%%
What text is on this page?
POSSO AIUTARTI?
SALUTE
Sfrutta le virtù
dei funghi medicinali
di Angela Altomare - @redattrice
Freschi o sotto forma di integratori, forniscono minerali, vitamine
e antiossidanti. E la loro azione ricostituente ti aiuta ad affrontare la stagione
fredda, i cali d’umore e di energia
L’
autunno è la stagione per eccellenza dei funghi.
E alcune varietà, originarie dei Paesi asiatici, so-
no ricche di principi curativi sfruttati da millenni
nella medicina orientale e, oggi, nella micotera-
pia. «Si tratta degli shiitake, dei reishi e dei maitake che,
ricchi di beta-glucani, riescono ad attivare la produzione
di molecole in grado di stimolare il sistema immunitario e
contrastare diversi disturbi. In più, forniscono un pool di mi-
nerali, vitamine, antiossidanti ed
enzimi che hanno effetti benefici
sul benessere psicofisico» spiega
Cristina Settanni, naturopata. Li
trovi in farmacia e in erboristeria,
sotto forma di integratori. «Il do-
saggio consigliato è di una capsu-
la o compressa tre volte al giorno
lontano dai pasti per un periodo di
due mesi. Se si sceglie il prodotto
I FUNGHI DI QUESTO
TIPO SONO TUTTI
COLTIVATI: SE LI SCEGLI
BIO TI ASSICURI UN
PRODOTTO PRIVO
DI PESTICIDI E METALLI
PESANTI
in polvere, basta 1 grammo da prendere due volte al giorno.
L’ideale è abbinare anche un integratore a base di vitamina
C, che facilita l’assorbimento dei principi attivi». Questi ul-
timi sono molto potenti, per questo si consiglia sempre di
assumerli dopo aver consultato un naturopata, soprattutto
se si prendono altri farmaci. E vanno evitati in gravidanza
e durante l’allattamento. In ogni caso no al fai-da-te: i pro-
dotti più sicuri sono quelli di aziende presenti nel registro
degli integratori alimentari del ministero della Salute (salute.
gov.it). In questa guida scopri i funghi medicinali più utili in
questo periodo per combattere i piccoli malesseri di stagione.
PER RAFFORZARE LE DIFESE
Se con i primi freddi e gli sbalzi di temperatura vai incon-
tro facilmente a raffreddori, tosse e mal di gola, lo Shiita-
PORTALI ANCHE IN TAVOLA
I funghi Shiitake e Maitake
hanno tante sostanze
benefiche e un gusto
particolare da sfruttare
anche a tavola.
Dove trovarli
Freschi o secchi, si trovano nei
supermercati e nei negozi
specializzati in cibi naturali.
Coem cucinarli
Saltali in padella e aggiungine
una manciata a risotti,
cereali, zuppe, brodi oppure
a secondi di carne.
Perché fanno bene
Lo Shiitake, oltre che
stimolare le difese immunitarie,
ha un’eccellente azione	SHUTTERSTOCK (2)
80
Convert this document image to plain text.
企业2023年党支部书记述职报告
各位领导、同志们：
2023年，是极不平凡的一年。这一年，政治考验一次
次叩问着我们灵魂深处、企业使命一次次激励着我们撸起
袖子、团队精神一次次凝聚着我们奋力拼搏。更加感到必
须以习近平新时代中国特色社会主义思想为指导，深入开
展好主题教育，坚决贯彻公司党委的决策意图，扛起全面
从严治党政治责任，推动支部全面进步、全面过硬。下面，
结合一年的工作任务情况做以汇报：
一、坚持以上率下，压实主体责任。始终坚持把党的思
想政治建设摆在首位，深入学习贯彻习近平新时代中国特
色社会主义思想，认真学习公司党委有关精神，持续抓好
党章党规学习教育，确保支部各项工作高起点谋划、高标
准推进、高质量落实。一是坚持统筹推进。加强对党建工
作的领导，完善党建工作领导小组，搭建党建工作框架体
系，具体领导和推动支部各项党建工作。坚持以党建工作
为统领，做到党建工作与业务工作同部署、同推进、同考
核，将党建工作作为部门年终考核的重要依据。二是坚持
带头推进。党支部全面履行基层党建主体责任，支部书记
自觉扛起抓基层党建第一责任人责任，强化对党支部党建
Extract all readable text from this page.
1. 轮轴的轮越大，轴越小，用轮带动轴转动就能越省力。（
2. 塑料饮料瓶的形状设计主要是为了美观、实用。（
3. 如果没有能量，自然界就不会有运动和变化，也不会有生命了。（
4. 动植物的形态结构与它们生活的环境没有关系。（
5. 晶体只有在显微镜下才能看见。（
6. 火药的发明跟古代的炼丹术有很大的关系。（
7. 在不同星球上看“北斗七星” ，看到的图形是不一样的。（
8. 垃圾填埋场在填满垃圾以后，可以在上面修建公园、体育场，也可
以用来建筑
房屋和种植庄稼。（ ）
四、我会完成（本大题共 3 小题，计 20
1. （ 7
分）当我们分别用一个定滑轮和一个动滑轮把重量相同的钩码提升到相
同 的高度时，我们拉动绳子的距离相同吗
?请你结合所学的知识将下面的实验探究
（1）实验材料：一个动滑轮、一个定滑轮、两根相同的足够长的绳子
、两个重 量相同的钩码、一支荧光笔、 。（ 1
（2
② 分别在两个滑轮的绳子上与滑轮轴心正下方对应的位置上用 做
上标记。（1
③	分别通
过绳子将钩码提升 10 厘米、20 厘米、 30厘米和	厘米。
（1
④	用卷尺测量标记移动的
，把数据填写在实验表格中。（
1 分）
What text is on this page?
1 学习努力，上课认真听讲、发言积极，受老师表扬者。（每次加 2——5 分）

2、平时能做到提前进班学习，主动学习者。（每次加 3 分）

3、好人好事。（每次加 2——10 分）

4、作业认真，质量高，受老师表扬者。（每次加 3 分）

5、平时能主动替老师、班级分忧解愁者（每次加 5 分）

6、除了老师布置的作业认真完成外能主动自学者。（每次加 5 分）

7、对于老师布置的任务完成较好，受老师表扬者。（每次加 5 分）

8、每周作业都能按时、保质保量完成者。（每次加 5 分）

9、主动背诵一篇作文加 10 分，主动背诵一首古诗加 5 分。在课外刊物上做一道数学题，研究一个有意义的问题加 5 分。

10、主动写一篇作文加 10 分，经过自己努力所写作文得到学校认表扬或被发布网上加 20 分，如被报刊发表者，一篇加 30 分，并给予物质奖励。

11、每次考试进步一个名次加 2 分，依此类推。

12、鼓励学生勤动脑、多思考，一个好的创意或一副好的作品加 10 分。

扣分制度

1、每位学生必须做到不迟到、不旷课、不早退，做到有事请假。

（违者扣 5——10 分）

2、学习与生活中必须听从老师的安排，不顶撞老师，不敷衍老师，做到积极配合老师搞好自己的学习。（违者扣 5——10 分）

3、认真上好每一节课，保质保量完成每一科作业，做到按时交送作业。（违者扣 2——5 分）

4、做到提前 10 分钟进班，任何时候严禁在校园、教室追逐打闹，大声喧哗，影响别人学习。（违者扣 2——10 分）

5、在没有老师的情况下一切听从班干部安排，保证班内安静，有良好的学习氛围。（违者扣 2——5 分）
%%
** Description of the task **
Go through the material line by line. Show each line that contains the string "forma".

** Written solution **
Freschi o sotto forma di integratori, forniscono minerali, vitamine
sotto forma di integratori. «Il do-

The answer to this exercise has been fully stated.